Figure record listings:
** start **
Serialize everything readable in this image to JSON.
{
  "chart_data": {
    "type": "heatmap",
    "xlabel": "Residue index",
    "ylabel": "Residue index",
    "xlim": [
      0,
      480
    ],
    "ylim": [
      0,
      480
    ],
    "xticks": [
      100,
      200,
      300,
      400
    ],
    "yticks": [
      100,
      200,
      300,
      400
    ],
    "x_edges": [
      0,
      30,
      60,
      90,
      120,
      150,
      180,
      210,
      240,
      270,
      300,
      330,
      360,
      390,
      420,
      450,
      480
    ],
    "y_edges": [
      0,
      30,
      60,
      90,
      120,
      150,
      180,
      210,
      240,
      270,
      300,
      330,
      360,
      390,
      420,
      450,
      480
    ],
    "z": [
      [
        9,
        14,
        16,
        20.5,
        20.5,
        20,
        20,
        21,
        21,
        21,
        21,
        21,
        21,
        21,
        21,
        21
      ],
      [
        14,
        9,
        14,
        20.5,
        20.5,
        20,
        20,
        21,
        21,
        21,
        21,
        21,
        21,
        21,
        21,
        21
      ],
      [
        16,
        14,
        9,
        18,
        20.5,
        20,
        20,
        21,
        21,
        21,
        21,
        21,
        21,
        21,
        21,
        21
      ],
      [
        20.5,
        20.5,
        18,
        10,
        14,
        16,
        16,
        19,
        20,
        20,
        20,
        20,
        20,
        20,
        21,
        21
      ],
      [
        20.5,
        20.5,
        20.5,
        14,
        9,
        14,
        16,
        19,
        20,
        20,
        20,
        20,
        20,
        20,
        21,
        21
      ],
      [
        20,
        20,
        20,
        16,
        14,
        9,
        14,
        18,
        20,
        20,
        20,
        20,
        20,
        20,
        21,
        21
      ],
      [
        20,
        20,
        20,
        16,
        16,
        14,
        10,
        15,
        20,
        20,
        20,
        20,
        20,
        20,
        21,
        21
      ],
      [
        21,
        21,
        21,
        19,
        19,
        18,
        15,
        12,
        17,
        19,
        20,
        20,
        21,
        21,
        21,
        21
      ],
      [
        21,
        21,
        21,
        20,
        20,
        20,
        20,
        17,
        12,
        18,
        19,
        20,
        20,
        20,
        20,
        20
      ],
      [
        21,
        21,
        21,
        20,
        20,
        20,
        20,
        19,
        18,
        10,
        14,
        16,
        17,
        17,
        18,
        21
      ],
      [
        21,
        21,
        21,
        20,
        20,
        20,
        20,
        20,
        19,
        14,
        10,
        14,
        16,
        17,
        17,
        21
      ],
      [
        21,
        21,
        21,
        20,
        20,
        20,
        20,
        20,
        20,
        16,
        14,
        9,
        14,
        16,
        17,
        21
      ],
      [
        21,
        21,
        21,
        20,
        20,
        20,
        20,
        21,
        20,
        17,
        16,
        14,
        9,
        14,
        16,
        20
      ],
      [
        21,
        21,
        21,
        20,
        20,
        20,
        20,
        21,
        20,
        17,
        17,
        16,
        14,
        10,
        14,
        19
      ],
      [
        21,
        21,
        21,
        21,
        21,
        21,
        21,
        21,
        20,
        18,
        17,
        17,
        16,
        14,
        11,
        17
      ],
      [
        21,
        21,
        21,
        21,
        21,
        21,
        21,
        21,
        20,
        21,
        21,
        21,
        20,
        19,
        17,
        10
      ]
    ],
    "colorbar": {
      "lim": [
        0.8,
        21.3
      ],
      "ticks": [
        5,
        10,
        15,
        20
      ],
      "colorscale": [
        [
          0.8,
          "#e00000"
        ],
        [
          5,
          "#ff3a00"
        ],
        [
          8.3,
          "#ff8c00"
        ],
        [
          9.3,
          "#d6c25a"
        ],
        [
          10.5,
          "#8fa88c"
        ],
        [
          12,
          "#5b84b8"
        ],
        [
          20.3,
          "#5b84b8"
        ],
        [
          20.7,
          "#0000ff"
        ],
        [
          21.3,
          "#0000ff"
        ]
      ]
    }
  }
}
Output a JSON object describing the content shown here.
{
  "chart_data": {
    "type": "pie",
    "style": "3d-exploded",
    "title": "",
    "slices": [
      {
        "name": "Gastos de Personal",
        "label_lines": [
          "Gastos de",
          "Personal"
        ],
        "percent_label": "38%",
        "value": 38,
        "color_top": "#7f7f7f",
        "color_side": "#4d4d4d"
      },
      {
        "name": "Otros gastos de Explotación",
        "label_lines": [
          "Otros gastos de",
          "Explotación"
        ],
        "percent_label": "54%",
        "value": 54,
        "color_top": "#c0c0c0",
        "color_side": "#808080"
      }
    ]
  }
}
** end **
** Set exercise **
Where a line above contains the word "index", copy that line.

** Task answer **
    "xlabel": "Residue index",
    "ylabel": "Residue index",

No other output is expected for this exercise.